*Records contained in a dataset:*
━━━━━━━━━━━━━━━━━━━━━━━━━━━━━━

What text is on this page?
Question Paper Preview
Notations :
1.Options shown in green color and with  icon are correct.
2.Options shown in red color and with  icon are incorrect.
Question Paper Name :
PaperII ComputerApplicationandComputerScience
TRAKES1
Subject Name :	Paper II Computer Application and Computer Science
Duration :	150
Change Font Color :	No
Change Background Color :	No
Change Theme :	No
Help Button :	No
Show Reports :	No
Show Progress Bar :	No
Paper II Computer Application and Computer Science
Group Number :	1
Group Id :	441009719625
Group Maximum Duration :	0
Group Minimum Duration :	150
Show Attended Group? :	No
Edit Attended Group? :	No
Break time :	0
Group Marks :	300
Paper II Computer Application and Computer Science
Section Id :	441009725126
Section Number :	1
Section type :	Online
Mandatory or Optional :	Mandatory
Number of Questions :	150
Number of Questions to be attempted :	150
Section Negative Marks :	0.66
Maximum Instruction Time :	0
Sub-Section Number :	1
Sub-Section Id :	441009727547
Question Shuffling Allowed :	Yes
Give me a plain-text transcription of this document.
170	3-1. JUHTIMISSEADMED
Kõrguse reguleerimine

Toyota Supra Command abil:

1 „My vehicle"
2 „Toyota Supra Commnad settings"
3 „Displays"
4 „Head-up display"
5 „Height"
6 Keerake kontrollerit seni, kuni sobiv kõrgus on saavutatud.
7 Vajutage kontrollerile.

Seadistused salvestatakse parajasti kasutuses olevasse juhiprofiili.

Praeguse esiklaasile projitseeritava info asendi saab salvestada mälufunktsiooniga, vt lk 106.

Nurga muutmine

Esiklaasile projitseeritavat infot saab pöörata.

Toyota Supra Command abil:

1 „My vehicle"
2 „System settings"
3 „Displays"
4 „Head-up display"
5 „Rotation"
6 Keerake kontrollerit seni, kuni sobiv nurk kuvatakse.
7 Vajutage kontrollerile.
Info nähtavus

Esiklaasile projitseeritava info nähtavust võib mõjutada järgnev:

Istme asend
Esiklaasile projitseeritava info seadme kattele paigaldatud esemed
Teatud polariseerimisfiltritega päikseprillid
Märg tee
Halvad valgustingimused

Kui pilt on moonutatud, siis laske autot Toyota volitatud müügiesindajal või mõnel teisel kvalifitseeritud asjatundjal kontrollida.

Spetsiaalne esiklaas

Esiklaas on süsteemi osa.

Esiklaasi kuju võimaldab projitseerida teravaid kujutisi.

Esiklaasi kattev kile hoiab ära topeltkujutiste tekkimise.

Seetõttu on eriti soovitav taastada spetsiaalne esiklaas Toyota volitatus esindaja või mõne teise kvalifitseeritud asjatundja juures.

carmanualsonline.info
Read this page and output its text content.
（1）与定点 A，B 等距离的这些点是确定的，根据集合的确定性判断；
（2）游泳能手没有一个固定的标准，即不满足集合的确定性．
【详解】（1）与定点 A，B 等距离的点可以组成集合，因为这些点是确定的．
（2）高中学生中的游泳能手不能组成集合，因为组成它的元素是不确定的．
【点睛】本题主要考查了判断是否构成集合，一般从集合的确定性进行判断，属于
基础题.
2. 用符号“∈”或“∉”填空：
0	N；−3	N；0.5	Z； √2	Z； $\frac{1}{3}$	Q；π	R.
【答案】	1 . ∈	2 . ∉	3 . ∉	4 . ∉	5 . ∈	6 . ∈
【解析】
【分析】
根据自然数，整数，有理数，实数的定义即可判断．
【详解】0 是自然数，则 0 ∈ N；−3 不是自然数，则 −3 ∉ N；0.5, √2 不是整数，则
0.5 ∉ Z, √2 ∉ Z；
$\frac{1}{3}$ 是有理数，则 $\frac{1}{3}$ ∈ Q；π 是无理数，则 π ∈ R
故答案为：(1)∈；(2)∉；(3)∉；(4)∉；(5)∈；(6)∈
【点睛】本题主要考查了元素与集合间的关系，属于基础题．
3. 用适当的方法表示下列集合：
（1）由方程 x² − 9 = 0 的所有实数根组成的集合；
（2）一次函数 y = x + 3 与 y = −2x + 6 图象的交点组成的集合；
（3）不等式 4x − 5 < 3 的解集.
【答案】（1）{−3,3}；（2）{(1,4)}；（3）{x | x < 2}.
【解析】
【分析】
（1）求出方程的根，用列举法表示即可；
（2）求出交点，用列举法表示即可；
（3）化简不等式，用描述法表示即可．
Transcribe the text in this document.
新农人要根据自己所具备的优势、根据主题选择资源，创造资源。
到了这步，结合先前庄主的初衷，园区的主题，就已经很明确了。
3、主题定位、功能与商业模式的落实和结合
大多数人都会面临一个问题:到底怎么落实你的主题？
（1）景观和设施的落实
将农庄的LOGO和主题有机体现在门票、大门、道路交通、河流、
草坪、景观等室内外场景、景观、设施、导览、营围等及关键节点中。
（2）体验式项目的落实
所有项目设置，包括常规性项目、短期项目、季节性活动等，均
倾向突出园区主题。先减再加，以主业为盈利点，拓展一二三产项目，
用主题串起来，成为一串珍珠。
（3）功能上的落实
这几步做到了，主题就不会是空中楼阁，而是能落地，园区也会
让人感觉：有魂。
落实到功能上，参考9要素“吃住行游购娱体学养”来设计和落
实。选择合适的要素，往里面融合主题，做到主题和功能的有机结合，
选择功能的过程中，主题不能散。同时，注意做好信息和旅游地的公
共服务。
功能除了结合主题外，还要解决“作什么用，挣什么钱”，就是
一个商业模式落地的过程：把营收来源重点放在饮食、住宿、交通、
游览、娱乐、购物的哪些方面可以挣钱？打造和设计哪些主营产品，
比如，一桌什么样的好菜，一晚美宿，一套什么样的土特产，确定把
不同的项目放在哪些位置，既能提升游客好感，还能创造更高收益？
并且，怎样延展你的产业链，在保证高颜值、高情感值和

━━━━━━━━━━━━━━━━━━━━━━━━━━━━━━

*WRITTEN EXERCISE:*
Reproduce each line of the material containing the word "with".

*RESULT FOR THIS EXERCISE:*
1.Options shown in green color and with  icon are correct.
2.Options shown in red color and with  icon are incorrect.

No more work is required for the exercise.